WHAT YOU NEED TO DO — Without omitting anything, retype the data that follows.

DATA EXTRACT —
**********
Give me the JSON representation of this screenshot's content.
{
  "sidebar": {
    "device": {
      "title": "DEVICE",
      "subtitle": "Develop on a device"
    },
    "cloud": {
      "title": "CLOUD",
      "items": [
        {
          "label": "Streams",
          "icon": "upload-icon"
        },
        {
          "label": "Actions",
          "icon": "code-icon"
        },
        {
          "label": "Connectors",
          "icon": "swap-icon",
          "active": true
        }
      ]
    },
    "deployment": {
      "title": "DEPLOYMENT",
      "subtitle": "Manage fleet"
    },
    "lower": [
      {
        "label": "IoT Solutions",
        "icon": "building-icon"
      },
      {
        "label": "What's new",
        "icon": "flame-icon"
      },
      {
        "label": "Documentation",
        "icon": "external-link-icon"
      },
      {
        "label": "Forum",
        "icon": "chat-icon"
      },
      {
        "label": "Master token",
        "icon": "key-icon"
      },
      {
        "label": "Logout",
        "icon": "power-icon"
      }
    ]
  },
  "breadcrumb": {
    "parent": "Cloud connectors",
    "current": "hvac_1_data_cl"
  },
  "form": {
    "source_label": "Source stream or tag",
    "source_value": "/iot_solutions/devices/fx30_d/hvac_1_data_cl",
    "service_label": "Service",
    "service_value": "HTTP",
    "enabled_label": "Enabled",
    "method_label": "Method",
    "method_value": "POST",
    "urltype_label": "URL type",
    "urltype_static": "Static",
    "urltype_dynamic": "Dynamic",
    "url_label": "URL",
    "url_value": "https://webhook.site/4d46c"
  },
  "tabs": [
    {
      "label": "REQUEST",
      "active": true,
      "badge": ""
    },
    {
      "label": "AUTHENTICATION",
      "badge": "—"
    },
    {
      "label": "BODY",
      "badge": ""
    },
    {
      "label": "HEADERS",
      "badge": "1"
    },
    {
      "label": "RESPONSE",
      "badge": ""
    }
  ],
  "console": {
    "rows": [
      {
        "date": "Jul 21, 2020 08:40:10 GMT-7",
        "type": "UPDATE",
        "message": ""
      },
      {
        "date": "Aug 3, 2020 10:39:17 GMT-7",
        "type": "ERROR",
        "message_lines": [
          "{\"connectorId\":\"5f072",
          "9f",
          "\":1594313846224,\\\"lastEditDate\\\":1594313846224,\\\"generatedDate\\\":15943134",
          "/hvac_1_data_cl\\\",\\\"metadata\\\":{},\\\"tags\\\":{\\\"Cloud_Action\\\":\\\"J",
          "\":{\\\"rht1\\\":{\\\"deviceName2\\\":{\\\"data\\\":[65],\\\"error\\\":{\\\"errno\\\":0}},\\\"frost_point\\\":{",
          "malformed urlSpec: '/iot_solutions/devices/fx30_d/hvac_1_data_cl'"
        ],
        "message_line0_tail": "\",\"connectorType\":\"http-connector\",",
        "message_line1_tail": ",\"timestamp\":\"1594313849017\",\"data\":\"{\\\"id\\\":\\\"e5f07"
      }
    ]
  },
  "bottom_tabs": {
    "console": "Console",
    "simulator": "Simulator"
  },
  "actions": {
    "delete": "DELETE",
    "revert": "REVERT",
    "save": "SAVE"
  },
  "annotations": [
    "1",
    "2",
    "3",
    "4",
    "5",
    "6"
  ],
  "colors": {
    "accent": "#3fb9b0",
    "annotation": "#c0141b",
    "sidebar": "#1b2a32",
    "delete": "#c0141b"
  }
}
**********
EXERCISE OUTPUT —
Give me the JSON representation of this screenshot's content.
{
  "sidebar": {
    "device": {
      "title": "DEVICE",
      "subtitle": "Develop on a device"
    },
    "cloud": {
      "title": "CLOUD",
      "items": [
        {
          "label": "Streams",
          "icon": "upload-icon"
        },
        {
          "label": "Actions",
          "icon": "code-icon"
        },
        {
          "label": "Connectors",
          "icon": "swap-icon",
          "active": true
        }
      ]
    },
    "deployment": {
      "title": "DEPLOYMENT",
      "subtitle": "Manage fleet"
    },
    "lower": [
      {
        "label": "IoT Solutions",
        "icon": "building-icon"
      },
      {
        "label": "What's new",
        "icon": "flame-icon"
      },
      {
        "label": "Documentation",
        "icon": "external-link-icon"
      },
      {
        "label": "Forum",
        "icon": "chat-icon"
      },
      {
        "label": "Master token",
        "icon": "key-icon"
      },
      {
        "label": "Logout",
        "icon": "power-icon"
      }
    ]
  },
  "breadcrumb": {
    "parent": "Cloud connectors",
    "current": "hvac_1_data_cl"
  },
  "form": {
    "source_label": "Source stream or tag",
    "source_value": "/iot_solutions/devices/fx30_d/hvac_1_data_cl",
    "service_label": "Service",
    "service_value": "HTTP",
    "enabled_label": "Enabled",
    "method_label": "Method",
    "method_value": "POST",
    "urltype_label": "URL type",
    "urltype_static": "Static",
    "urltype_dynamic": "Dynamic",
    "url_label": "URL",
    "url_value": "https://webhook.site/4d46c"
  },
  "tabs": [
    {
      "label": "REQUEST",
      "active": true,
      "badge": ""
    },
    {
      "label": "AUTHENTICATION",
      "badge": "—"
    },
    {
      "label": "BODY",
      "badge": ""
    },
    {
      "label": "HEADERS",
      "badge": "1"
    },
    {
      "label": "RESPONSE",
      "badge": ""
    }
  ],
  "console": {
    "rows": [
      {
        "date": "Jul 21, 2020 08:40:10 GMT-7",
        "type": "UPDATE",
        "message": ""
      },
      {
        "date": "Aug 3, 2020 10:39:17 GMT-7",
        "type": "ERROR",
        "message_lines": [
          "{\"connectorId\":\"5f072",
          "9f",
          "\":1594313846224,\\\"lastEditDate\\\":1594313846224,\\\"generatedDate\\\":15943134",
          "/hvac_1_data_cl\\\",\\\"metadata\\\":{},\\\"tags\\\":{\\\"Cloud_Action\\\":\\\"J",
          "\":{\\\"rht1\\\":{\\\"deviceName2\\\":{\\\"data\\\":[65],\\\"error\\\":{\\\"errno\\\":0}},\\\"frost_point\\\":{",
          "malformed urlSpec: '/iot_solutions/devices/fx30_d/hvac_1_data_cl'"
        ],
        "message_line0_tail": "\",\"connectorType\":\"http-connector\",",
        "message_line1_tail": ",\"timestamp\":\"1594313849017\",\"data\":\"{\\\"id\\\":\\\"e5f07"
      }
    ]
  },
  "bottom_tabs": {
    "console": "Console",
    "simulator": "Simulator"
  },
  "actions": {
    "delete": "DELETE",
    "revert": "REVERT",
    "save": "SAVE"
  },
  "annotations": [
    "1",
    "2",
    "3",
    "4",
    "5",
    "6"
  ],
  "colors": {
    "accent": "#3fb9b0",
    "annotation": "#c0141b",
    "sidebar": "#1b2a32",
    "delete": "#c0141b"
  }
}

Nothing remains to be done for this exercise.